Prompt: Your task is to quote the material that follows, in full and exactly.

Dataset entries:
= = = = =
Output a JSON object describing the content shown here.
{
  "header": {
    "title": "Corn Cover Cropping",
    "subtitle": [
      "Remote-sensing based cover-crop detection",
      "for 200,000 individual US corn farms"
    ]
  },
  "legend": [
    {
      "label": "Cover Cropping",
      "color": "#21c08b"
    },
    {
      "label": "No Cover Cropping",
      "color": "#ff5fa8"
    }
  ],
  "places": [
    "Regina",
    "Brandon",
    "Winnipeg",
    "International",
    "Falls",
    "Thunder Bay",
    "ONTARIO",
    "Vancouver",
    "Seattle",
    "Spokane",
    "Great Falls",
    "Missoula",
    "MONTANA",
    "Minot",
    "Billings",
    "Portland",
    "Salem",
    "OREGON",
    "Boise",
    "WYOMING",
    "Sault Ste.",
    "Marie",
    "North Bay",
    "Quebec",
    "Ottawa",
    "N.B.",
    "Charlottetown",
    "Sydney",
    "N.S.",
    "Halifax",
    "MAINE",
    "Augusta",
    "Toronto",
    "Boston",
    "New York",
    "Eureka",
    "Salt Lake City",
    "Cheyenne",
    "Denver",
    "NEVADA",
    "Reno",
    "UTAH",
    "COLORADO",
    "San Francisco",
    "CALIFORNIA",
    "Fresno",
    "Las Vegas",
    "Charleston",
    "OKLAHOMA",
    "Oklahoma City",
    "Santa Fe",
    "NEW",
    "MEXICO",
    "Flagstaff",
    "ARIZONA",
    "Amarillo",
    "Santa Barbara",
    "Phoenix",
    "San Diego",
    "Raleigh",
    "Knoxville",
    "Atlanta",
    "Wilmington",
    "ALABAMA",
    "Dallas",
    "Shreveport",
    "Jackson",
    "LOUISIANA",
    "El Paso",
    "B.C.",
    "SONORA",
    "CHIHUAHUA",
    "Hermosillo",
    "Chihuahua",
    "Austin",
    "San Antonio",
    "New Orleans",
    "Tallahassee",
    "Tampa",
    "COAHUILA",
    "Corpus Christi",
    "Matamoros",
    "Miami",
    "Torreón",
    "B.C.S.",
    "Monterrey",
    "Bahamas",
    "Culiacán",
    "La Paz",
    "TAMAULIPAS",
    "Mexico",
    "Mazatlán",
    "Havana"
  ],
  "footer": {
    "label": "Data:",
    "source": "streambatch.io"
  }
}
= = = = =
Output of the exercise:
Output a JSON object describing the content shown here.
{
  "header": {
    "title": "Corn Cover Cropping",
    "subtitle": [
      "Remote-sensing based cover-crop detection",
      "for 200,000 individual US corn farms"
    ]
  },
  "legend": [
    {
      "label": "Cover Cropping",
      "color": "#21c08b"
    },
    {
      "label": "No Cover Cropping",
      "color": "#ff5fa8"
    }
  ],
  "places": [
    "Regina",
    "Brandon",
    "Winnipeg",
    "International",
    "Falls",
    "Thunder Bay",
    "ONTARIO",
    "Vancouver",
    "Seattle",
    "Spokane",
    "Great Falls",
    "Missoula",
    "MONTANA",
    "Minot",
    "Billings",
    "Portland",
    "Salem",
    "OREGON",
    "Boise",
    "WYOMING",
    "Sault Ste.",
    "Marie",
    "North Bay",
    "Quebec",
    "Ottawa",
    "N.B.",
    "Charlottetown",
    "Sydney",
    "N.S.",
    "Halifax",
    "MAINE",
    "Augusta",
    "Toronto",
    "Boston",
    "New York",
    "Eureka",
    "Salt Lake City",
    "Cheyenne",
    "Denver",
    "NEVADA",
    "Reno",
    "UTAH",
    "COLORADO",
    "San Francisco",
    "CALIFORNIA",
    "Fresno",
    "Las Vegas",
    "Charleston",
    "OKLAHOMA",
    "Oklahoma City",
    "Santa Fe",
    "NEW",
    "MEXICO",
    "Flagstaff",
    "ARIZONA",
    "Amarillo",
    "Santa Barbara",
    "Phoenix",
    "San Diego",
    "Raleigh",
    "Knoxville",
    "Atlanta",
    "Wilmington",
    "ALABAMA",
    "Dallas",
    "Shreveport",
    "Jackson",
    "LOUISIANA",
    "El Paso",
    "B.C.",
    "SONORA",
    "CHIHUAHUA",
    "Hermosillo",
    "Chihuahua",
    "Austin",
    "San Antonio",
    "New Orleans",
    "Tallahassee",
    "Tampa",
    "COAHUILA",
    "Corpus Christi",
    "Matamoros",
    "Miami",
    "Torreón",
    "B.C.S.",
    "Monterrey",
    "Bahamas",
    "Culiacán",
    "La Paz",
    "TAMAULIPAS",
    "Mexico",
    "Mazatlán",
    "Havana"
  ],
  "footer": {
    "label": "Data:",
    "source": "streambatch.io"
  }
}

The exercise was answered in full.